**Exercise data:**

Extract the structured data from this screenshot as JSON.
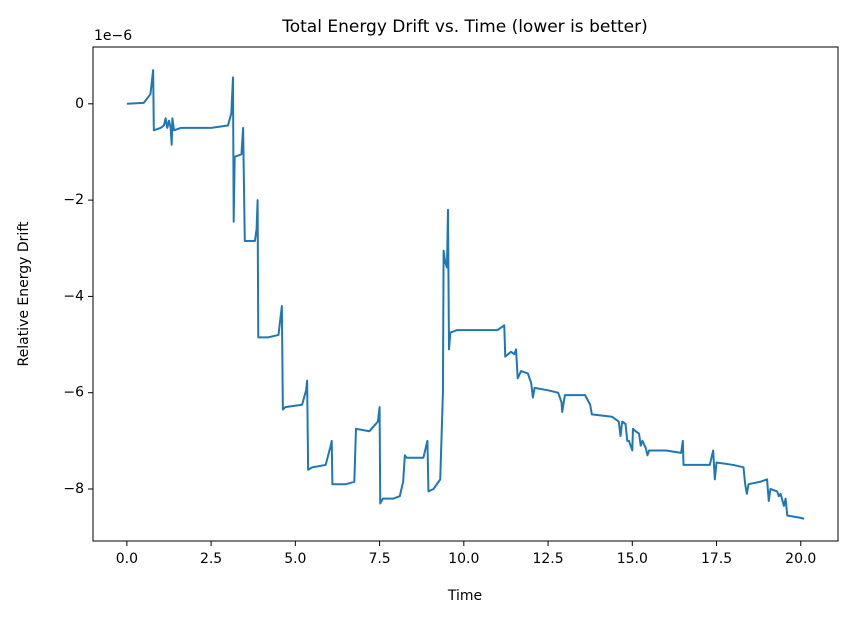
{
  "chart_data": {
    "type": "line",
    "title": "Total Energy Drift vs. Time (lower is better)",
    "x_label": "Time",
    "y_label": "Relative Energy Drift",
    "y_offset_label": "1e−6",
    "xlim": [
      -1.005,
      21.105
    ],
    "ylim": [
      -9.08,
      1.18
    ],
    "xticks": [
      {
        "value": 0,
        "label": "0.0"
      },
      {
        "value": 2.5,
        "label": "2.5"
      },
      {
        "value": 5,
        "label": "5.0"
      },
      {
        "value": 7.5,
        "label": "7.5"
      },
      {
        "value": 10,
        "label": "10.0"
      },
      {
        "value": 12.5,
        "label": "12.5"
      },
      {
        "value": 15,
        "label": "15.0"
      },
      {
        "value": 17.5,
        "label": "17.5"
      },
      {
        "value": 20,
        "label": "20.0"
      }
    ],
    "yticks": [
      {
        "value": -8,
        "label": "−8"
      },
      {
        "value": -6,
        "label": "−6"
      },
      {
        "value": -4,
        "label": "−4"
      },
      {
        "value": -2,
        "label": "−2"
      },
      0
    ],
    "grid": false,
    "x": [
      0.0,
      0.5,
      0.7,
      0.78,
      0.8,
      1.0,
      1.1,
      1.15,
      1.2,
      1.25,
      1.3,
      1.33,
      1.35,
      1.4,
      1.6,
      2.0,
      2.5,
      3.0,
      3.1,
      3.15,
      3.17,
      3.2,
      3.4,
      3.45,
      3.5,
      3.8,
      3.85,
      3.88,
      3.9,
      4.2,
      4.5,
      4.6,
      4.63,
      4.7,
      5.2,
      5.32,
      5.35,
      5.38,
      5.5,
      5.9,
      6.05,
      6.08,
      6.1,
      6.5,
      6.75,
      6.8,
      7.2,
      7.45,
      7.5,
      7.52,
      7.6,
      7.9,
      8.1,
      8.2,
      8.25,
      8.3,
      8.8,
      8.92,
      8.95,
      9.1,
      9.3,
      9.38,
      9.4,
      9.45,
      9.5,
      9.53,
      9.56,
      9.6,
      9.8,
      10.5,
      11.0,
      11.2,
      11.23,
      11.4,
      11.5,
      11.55,
      11.6,
      11.7,
      11.9,
      12.0,
      12.05,
      12.1,
      12.5,
      12.8,
      12.9,
      12.92,
      13.0,
      13.6,
      13.75,
      13.8,
      14.4,
      14.6,
      14.65,
      14.7,
      14.8,
      14.85,
      14.9,
      15.0,
      15.02,
      15.1,
      15.2,
      15.25,
      15.3,
      15.4,
      15.45,
      15.5,
      16.0,
      16.45,
      16.5,
      16.52,
      16.8,
      17.3,
      17.4,
      17.45,
      17.5,
      18.0,
      18.3,
      18.35,
      18.4,
      18.45,
      18.8,
      19.0,
      19.05,
      19.1,
      19.3,
      19.35,
      19.4,
      19.5,
      19.55,
      19.6,
      20.0,
      20.1
    ],
    "series": [
      {
        "color": "#1f77b4",
        "values": [
          0,
          0.02,
          0.2,
          0.7,
          -0.55,
          -0.5,
          -0.45,
          -0.3,
          -0.5,
          -0.35,
          -0.5,
          -0.85,
          -0.3,
          -0.55,
          -0.5,
          -0.5,
          -0.5,
          -0.45,
          -0.2,
          0.55,
          -2.45,
          -1.1,
          -1.05,
          -0.5,
          -2.85,
          -2.85,
          -2.6,
          -2.0,
          -4.85,
          -4.85,
          -4.8,
          -4.2,
          -6.35,
          -6.3,
          -6.25,
          -5.95,
          -5.75,
          -7.6,
          -7.55,
          -7.5,
          -7.1,
          -7.0,
          -7.9,
          -7.9,
          -7.85,
          -6.75,
          -6.8,
          -6.6,
          -6.3,
          -8.3,
          -8.2,
          -8.2,
          -8.15,
          -7.85,
          -7.3,
          -7.35,
          -7.35,
          -7.0,
          -8.05,
          -8.0,
          -7.8,
          -6.0,
          -3.05,
          -3.3,
          -3.4,
          -2.2,
          -5.1,
          -4.75,
          -4.7,
          -4.7,
          -4.7,
          -4.6,
          -5.25,
          -5.15,
          -5.2,
          -5.1,
          -5.7,
          -5.55,
          -5.6,
          -5.8,
          -6.1,
          -5.9,
          -5.95,
          -6.0,
          -6.2,
          -6.4,
          -6.05,
          -6.05,
          -6.25,
          -6.45,
          -6.5,
          -6.6,
          -6.9,
          -6.6,
          -6.65,
          -7.0,
          -7.0,
          -7.2,
          -6.75,
          -6.8,
          -6.85,
          -7.1,
          -7.0,
          -7.15,
          -7.3,
          -7.2,
          -7.2,
          -7.25,
          -7.0,
          -7.5,
          -7.5,
          -7.5,
          -7.2,
          -7.8,
          -7.45,
          -7.5,
          -7.55,
          -7.9,
          -8.1,
          -7.9,
          -7.85,
          -7.8,
          -8.25,
          -8.0,
          -8.05,
          -8.15,
          -8.1,
          -8.35,
          -8.2,
          -8.55,
          -8.6,
          -8.62
        ]
      }
    ]
  }
}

**Task to carry out:** Set the listing down in full and exactly. Pictures within it should not appear in the copy.

**Reply:**
Extract the structured data from this screenshot as JSON.
{
  "chart_data": {
    "type": "line",
    "title": "Total Energy Drift vs. Time (lower is better)",
    "x_label": "Time",
    "y_label": "Relative Energy Drift",
    "y_offset_label": "1e−6",
    "xlim": [
      -1.005,
      21.105
    ],
    "ylim": [
      -9.08,
      1.18
    ],
    "xticks": [
      {
        "value": 0,
        "label": "0.0"
      },
      {
        "value": 2.5,
        "label": "2.5"
      },
      {
        "value": 5,
        "label": "5.0"
      },
      {
        "value": 7.5,
        "label": "7.5"
      },
      {
        "value": 10,
        "label": "10.0"
      },
      {
        "value": 12.5,
        "label": "12.5"
      },
      {
        "value": 15,
        "label": "15.0"
      },
      {
        "value": 17.5,
        "label": "17.5"
      },
      {
        "value": 20,
        "label": "20.0"
      }
    ],
    "yticks": [
      {
        "value": -8,
        "label": "−8"
      },
      {
        "value": -6,
        "label": "−6"
      },
      {
        "value": -4,
        "label": "−4"
      },
      {
        "value": -2,
        "label": "−2"
      },
      0
    ],
    "grid": false,
    "x": [
      0.0,
      0.5,
      0.7,
      0.78,
      0.8,
      1.0,
      1.1,
      1.15,
      1.2,
      1.25,
      1.3,
      1.33,
      1.35,
      1.4,
      1.6,
      2.0,
      2.5,
      3.0,
      3.1,
      3.15,
      3.17,
      3.2,
      3.4,
      3.45,
      3.5,
      3.8,
      3.85,
      3.88,
      3.9,
      4.2,
      4.5,
      4.6,
      4.63,
      4.7,
      5.2,
      5.32,
      5.35,
      5.38,
      5.5,
      5.9,
      6.05,
      6.08,
      6.1,
      6.5,
      6.75,
      6.8,
      7.2,
      7.45,
      7.5,
      7.52,
      7.6,
      7.9,
      8.1,
      8.2,
      8.25,
      8.3,
      8.8,
      8.92,
      8.95,
      9.1,
      9.3,
      9.38,
      9.4,
      9.45,
      9.5,
      9.53,
      9.56,
      9.6,
      9.8,
      10.5,
      11.0,
      11.2,
      11.23,
      11.4,
      11.5,
      11.55,
      11.6,
      11.7,
      11.9,
      12.0,
      12.05,
      12.1,
      12.5,
      12.8,
      12.9,
      12.92,
      13.0,
      13.6,
      13.75,
      13.8,
      14.4,
      14.6,
      14.65,
      14.7,
      14.8,
      14.85,
      14.9,
      15.0,
      15.02,
      15.1,
      15.2,
      15.25,
      15.3,
      15.4,
      15.45,
      15.5,
      16.0,
      16.45,
      16.5,
      16.52,
      16.8,
      17.3,
      17.4,
      17.45,
      17.5,
      18.0,
      18.3,
      18.35,
      18.4,
      18.45,
      18.8,
      19.0,
      19.05,
      19.1,
      19.3,
      19.35,
      19.4,
      19.5,
      19.55,
      19.6,
      20.0,
      20.1
    ],
    "series": [
      {
        "color": "#1f77b4",
        "values": [
          0,
          0.02,
          0.2,
          0.7,
          -0.55,
          -0.5,
          -0.45,
          -0.3,
          -0.5,
          -0.35,
          -0.5,
          -0.85,
          -0.3,
          -0.55,
          -0.5,
          -0.5,
          -0.5,
          -0.45,
          -0.2,
          0.55,
          -2.45,
          -1.1,
          -1.05,
          -0.5,
          -2.85,
          -2.85,
          -2.6,
          -2.0,
          -4.85,
          -4.85,
          -4.8,
          -4.2,
          -6.35,
          -6.3,
          -6.25,
          -5.95,
          -5.75,
          -7.6,
          -7.55,
          -7.5,
          -7.1,
          -7.0,
          -7.9,
          -7.9,
          -7.85,
          -6.75,
          -6.8,
          -6.6,
          -6.3,
          -8.3,
          -8.2,
          -8.2,
          -8.15,
          -7.85,
          -7.3,
          -7.35,
          -7.35,
          -7.0,
          -8.05,
          -8.0,
          -7.8,
          -6.0,
          -3.05,
          -3.3,
          -3.4,
          -2.2,
          -5.1,
          -4.75,
          -4.7,
          -4.7,
          -4.7,
          -4.6,
          -5.25,
          -5.15,
          -5.2,
          -5.1,
          -5.7,
          -5.55,
          -5.6,
          -5.8,
          -6.1,
          -5.9,
          -5.95,
          -6.0,
          -6.2,
          -6.4,
          -6.05,
          -6.05,
          -6.25,
          -6.45,
          -6.5,
          -6.6,
          -6.9,
          -6.6,
          -6.65,
          -7.0,
          -7.0,
          -7.2,
          -6.75,
          -6.8,
          -6.85,
          -7.1,
          -7.0,
          -7.15,
          -7.3,
          -7.2,
          -7.2,
          -7.25,
          -7.0,
          -7.5,
          -7.5,
          -7.5,
          -7.2,
          -7.8,
          -7.45,
          -7.5,
          -7.55,
          -7.9,
          -8.1,
          -7.9,
          -7.85,
          -7.8,
          -8.25,
          -8.0,
          -8.05,
          -8.15,
          -8.1,
          -8.35,
          -8.2,
          -8.55,
          -8.6,
          -8.62
        ]
      }
    ]
  }
}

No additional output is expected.